WHAT IS EXPECTED: Give the number of lines that include the word "услышите", nothing more.

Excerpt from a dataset
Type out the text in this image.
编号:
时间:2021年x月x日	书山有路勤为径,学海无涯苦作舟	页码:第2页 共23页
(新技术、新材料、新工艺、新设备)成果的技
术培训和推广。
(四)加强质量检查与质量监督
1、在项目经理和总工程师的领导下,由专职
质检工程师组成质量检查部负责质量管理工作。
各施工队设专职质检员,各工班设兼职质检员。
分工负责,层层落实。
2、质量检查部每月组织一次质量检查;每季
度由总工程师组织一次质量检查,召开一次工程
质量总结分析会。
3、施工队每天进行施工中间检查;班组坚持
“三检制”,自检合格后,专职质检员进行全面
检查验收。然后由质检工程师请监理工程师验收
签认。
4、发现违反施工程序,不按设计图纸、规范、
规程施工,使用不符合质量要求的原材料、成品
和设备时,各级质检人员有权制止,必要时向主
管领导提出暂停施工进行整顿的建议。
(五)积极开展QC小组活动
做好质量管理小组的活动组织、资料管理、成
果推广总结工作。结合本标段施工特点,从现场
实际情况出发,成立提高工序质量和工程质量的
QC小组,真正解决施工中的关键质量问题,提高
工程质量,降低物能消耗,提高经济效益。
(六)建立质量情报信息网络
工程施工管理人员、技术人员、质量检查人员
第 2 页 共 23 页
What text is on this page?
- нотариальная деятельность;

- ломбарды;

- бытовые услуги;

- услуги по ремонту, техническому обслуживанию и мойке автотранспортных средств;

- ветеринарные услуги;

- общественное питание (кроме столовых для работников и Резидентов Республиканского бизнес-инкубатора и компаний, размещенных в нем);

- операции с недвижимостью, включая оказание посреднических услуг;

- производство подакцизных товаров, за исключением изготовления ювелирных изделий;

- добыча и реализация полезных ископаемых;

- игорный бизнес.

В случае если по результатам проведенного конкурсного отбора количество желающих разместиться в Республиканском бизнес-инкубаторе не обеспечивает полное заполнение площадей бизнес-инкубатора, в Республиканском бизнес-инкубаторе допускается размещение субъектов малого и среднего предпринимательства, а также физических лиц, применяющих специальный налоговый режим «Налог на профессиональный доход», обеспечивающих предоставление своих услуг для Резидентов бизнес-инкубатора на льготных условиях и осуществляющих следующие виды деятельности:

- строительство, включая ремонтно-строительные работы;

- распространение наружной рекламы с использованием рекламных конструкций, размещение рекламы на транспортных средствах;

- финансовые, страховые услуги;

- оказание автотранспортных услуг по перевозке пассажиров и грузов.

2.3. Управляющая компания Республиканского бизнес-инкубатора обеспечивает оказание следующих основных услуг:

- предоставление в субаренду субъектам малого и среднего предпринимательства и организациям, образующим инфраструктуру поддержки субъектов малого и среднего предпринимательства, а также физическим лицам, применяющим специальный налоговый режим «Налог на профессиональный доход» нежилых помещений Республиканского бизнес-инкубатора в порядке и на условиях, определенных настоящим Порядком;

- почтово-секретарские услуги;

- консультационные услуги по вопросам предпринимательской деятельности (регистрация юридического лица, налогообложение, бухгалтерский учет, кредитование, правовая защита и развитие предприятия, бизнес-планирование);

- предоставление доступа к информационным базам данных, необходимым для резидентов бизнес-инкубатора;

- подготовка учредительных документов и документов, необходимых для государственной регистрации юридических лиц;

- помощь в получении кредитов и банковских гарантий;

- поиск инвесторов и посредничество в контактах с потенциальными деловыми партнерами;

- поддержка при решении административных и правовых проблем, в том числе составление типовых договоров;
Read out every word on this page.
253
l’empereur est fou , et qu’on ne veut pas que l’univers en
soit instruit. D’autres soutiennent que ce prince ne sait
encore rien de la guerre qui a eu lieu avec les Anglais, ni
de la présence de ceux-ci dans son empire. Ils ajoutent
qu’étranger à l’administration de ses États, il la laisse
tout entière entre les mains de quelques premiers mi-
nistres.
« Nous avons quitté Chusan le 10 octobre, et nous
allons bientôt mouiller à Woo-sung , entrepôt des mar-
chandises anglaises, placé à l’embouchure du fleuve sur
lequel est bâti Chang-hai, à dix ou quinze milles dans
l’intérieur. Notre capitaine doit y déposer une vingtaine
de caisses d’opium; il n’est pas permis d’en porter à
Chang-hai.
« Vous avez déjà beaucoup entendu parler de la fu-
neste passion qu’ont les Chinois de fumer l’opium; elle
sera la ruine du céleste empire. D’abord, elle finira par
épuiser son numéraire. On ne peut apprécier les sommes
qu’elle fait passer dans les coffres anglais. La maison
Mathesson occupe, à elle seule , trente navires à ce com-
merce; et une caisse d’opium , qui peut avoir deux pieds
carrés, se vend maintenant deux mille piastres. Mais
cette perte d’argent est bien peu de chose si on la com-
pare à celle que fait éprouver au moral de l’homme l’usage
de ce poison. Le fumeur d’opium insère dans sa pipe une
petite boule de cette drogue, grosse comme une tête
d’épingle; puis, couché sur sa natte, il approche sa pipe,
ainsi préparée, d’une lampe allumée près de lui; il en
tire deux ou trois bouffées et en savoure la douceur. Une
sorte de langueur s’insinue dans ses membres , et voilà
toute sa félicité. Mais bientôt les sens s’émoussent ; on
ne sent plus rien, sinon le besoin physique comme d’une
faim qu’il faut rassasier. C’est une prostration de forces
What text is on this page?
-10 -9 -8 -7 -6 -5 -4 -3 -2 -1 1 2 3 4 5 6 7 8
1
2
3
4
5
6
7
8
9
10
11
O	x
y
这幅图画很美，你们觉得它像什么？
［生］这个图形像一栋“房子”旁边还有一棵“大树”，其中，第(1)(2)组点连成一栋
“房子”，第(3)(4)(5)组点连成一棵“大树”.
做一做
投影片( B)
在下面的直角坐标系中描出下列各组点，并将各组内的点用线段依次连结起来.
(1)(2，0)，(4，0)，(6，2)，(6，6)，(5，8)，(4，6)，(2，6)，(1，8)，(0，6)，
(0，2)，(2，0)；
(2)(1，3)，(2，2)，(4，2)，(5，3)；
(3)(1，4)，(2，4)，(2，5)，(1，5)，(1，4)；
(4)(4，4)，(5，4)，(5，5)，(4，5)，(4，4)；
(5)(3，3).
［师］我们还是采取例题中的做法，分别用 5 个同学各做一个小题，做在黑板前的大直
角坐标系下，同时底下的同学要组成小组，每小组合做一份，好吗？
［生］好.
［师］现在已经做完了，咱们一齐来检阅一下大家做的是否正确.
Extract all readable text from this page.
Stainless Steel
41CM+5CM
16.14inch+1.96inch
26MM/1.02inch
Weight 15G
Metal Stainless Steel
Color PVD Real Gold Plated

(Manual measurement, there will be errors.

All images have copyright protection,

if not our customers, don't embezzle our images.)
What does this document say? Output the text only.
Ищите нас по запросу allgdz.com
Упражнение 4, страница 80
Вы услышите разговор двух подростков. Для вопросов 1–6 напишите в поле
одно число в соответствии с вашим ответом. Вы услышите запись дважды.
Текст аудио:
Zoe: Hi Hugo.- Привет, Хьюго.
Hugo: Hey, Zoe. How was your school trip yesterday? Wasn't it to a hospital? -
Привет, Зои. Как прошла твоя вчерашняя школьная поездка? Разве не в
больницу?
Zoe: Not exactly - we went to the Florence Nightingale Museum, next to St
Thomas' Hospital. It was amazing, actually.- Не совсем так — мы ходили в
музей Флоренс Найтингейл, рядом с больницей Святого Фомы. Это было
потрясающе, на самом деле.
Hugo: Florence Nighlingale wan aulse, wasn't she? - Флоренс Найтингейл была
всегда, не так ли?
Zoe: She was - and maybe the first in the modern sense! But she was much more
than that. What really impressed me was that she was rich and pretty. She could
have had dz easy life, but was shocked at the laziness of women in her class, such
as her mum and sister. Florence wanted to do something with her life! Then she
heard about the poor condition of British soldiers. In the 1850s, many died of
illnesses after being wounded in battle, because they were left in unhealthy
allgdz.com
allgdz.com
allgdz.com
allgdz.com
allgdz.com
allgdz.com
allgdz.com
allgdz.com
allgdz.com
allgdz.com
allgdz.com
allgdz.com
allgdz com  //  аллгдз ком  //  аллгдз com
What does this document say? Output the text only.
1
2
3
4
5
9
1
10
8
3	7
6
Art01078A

RESPONSE BELOW: 2